* **Problem requirements**
Among the records that follow, count the lines with the string "Koninklijke"; report only that count.
-------- Task input --------
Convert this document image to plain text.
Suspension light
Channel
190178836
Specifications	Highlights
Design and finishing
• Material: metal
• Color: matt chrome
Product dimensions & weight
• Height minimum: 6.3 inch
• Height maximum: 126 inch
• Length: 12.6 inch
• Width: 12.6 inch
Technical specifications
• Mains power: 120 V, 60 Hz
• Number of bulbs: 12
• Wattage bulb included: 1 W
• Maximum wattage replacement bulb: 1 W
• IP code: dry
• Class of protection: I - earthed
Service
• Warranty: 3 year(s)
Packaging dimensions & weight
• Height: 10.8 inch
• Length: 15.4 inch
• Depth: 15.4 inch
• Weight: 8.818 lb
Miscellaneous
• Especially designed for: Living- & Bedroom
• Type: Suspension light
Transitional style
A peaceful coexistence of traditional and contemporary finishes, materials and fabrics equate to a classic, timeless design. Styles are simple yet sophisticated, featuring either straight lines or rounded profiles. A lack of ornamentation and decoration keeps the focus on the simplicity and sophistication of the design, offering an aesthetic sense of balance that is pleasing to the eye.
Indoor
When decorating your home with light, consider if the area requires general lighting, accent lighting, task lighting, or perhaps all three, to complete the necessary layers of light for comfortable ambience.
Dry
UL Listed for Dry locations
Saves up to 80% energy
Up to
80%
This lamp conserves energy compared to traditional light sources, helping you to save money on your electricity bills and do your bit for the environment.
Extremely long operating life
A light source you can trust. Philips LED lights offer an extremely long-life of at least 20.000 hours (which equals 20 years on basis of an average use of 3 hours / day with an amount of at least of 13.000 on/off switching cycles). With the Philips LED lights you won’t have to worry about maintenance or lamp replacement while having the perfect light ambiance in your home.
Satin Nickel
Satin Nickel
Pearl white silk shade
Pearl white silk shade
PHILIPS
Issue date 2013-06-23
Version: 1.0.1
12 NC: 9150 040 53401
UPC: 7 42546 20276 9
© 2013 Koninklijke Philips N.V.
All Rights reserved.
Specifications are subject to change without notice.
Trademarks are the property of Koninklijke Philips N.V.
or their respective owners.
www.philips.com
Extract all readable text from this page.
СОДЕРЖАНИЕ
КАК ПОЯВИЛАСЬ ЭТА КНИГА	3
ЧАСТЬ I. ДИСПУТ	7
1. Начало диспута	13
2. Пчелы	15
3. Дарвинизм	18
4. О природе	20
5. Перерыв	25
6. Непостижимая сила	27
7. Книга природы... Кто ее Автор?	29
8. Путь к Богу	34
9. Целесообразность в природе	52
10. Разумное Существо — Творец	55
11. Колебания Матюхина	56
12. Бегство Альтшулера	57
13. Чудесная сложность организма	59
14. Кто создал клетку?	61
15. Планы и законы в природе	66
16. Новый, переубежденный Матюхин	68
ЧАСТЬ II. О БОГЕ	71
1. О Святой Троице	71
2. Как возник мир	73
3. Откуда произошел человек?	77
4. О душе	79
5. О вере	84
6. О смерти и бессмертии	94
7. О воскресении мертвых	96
--------
* **Answer for this exercise**
2